:: Written task A ::
Please summarize the LineBreakInfo forum thread in two sentences.
:: Written task B ::
Answer these questions using the LineBreakInfo forum thread, each on its own line:
(i) Which BOM types can the plugin detect?
(ii) What location is listed for the user white?
(iii) On what date and time was the first post last edited?
:: Written task C ::
Write a continuation of the LineBreakInfo forum thread from the point where it stops.

:: Source passage ::
>> BEGIN

LineBreakInfo - Content plugin for information about line break type, BOM type, number of CR/LF/CRLF occurrences

Discuss and announce Total Commander plugins, addons and other useful tools here, both their usage and their development.

Moderators: white, Hacker, petermad, Stefan2

User avatar
Dalai
Power Member
Power Member
Posts: 9387
Joined: 2005-01-28, 22:17 UTC
Location: Meiningen (Südthüringen)

LineBreakInfo - Content plugin for information about line break type, BOM type, number of CR/LF/CRLF occurrences

Post by *Dalai »

Hi there :).

What is LineBreakinfo?
LineBreakInfo is a Total Commander content plugin (WDX) that provides various pieces of information about file contents like line break type, type of BOM (Byte Order Mark), and number of each type of line break character(s) (CR/LF/CRLF/FF/VT).

Features:
  • Determine type of line breaks in a file, i.e. N/A, CR (Carriage Return), LF (Line Feed), CRLF, FF (Form Feed), VT (Vertical Tab) or Mixed
  • Determine type of BOM (Byte Order Mark) in a file, i.e. None, UTF-8, UTF-16 LE/BE, UTF-32 LE/BE
  • Provides the number of CR, LF, FF, VT and combined CRLF sequences as well as the number of "binary" (non-printable) bytes
  • Supports Unicode and long paths (> 259 characters)
Download on totalcmd.net, Mirror

Enjoy! Please feel free to test it, comment, discuss, report bugs and so on :D. Feedback is highly appreciated!

Regards
Dalai
Last edited by Dalai on 2023-12-01, 15:07 UTC, edited 3 times in total.
#101164 Personal licence
Ryzen 5 2600, 16 GiB RAM, ASUS Prime X370-A, Win7 x64

Plugins: Services2, Startups, CertificateInfo, SignatureInfo, LineBreakInfo - Download-Mirror
User avatar
white
Power Member
Power Member
Posts: 4618
Joined: 2003-11-19, 08:16 UTC
Location: Netherlands

Re: LineBreakInfo - Content plugin that provides information about line break type, BOM type, number of CR/LF/CRLF seque

Post by *white »

>> END

:: Material ::
>> BEGIN

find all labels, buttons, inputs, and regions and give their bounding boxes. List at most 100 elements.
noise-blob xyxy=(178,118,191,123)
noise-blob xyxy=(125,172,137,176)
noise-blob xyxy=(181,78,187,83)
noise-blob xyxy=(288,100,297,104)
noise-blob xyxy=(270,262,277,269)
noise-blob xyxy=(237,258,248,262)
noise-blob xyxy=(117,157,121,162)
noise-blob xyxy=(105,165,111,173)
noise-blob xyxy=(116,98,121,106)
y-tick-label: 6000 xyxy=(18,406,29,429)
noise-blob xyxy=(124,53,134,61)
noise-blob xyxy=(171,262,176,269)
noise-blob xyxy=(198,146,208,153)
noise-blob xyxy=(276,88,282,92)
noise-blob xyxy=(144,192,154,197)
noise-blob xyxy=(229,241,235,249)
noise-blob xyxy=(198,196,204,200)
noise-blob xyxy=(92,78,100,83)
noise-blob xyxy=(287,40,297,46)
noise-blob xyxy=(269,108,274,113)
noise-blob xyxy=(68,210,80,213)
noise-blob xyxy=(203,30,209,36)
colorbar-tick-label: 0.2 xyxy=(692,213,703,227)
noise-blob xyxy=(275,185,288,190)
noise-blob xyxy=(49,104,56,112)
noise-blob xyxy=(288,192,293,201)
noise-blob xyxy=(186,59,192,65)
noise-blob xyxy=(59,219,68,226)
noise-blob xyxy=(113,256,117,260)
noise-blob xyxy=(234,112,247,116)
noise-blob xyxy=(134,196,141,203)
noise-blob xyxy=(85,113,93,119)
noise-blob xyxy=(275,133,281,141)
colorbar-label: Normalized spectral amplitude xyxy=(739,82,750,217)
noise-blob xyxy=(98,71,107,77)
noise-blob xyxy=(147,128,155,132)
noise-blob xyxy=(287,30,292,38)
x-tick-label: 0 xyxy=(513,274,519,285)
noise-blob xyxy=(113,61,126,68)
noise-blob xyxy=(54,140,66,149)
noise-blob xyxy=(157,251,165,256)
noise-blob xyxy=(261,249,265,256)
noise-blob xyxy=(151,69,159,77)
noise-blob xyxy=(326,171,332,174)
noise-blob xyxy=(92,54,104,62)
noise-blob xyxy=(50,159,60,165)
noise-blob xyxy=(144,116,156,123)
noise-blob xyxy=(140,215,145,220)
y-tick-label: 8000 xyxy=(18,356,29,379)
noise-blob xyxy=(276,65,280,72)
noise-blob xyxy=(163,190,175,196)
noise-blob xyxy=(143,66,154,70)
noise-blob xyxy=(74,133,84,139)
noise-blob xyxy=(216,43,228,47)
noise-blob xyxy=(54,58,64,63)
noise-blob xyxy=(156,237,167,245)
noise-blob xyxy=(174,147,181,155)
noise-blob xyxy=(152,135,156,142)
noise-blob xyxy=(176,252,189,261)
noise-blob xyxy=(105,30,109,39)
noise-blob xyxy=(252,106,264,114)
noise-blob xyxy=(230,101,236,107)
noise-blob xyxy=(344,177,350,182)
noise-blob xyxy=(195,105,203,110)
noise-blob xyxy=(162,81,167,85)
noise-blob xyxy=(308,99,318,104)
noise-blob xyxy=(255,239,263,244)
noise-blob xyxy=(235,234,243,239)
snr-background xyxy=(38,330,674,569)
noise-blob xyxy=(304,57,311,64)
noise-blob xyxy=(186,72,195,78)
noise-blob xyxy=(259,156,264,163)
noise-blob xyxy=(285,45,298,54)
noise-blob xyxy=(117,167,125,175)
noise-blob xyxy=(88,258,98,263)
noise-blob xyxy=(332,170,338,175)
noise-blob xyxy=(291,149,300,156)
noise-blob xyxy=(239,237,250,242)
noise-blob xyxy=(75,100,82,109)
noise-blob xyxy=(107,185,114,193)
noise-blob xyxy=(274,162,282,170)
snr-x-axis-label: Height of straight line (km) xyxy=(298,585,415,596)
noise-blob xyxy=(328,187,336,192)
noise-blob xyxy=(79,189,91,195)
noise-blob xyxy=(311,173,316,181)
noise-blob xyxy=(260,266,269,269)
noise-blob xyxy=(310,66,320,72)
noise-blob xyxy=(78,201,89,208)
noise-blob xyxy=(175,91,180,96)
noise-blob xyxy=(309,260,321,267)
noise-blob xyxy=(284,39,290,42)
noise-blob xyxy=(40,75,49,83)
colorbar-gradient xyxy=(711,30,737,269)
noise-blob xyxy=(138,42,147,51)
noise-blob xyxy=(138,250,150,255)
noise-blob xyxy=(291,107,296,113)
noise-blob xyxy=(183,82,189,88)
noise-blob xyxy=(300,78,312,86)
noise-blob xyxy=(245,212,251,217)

>> END

:: Task output A ::
LineBreakInfo is a Total Commander content plugin (WDX) that reports a file's line break type and BOM type and counts its CR, LF, CRLF, FF and VT line breaks along with its non-printable bytes. It supports Unicode and paths longer than 259 characters and can be downloaded from totalcmd.net or a mirror.

:: Task output B ::
(i) None, UTF-8, UTF-16 LE/BE and UTF-32 LE/BE
(ii) Netherlands
(iii) 2023-12-01, 15:07 UTC

:: Task output C ::
Dalai wrote: 2023-11-15, 21:56 UTC Download on totalcmd.net, Mirror
Congrats with your release.
history.txt wrote: Version 0.2.0 [???]
- Initial public release
Was ??? supposed to be replaced with a date?

Suggestion for topic title:
LineBreakInfo 0.2.0 - Content plugin for info about line break type, BOM type, number of CR/LF/CRLF occurrences
User avatar
Dalai
Power Member
Power Member
Posts: 9387
Joined: 2005-01-28, 22:17 UTC
Location: Meiningen (Südthüringen)

Re: LineBreakInfo - Content plugin that provides information about line break type, BOM type, number of CR/LF/CRLF seque

Post by *Dalai »

white wrote: 2023-11-15, 22:12 UTC
history.txt wrote: Version 0.2.0 [???]
- Initial public release
Was ??? supposed to be replaced with a date?
Yes, and it is now. Thanks for spotting this.

It's a lot to do within a very short period of time when releasing a new plugin. There are links to the TC discussion thread on totalcmd.net that are not known before creating a thread in this forum. And the same link is also in the plugin's readme file. So, it's a bit of work to avoid a catch-22 ;).
Suggestion for topic title:
LineBreakInfo 0.2.0 - Content plugin for info about line break type, BOM type, number of CR/LF/CRLF occurrences
Thanks for the suggestion. Although I'm aware that it has some advantages, I don't like the version number in the thread title. But I'm going to change the title to something more clear.

Regards
Dalai
#101164 Personal licence
Ryzen 5 2600, 16 GiB RAM, ASUS Prime X370-A, Win7 x64

Plugins: Services2, Startups, CertificateInfo, SignatureInfo, LineBreakInfo - Download-Mirror
User avatar
petermad
Power Member
Power Member
Posts: 14795
Joined: 2003-02-05, 20:24 UTC
Location: Denmark
Contact:

Re: LineBreakInfo - Content plugin for information about line break type, BOM type, number of CR/LF/CRLF occurrences

Post by *petermad »

2Dalai

Thanks for the very well documented plugin.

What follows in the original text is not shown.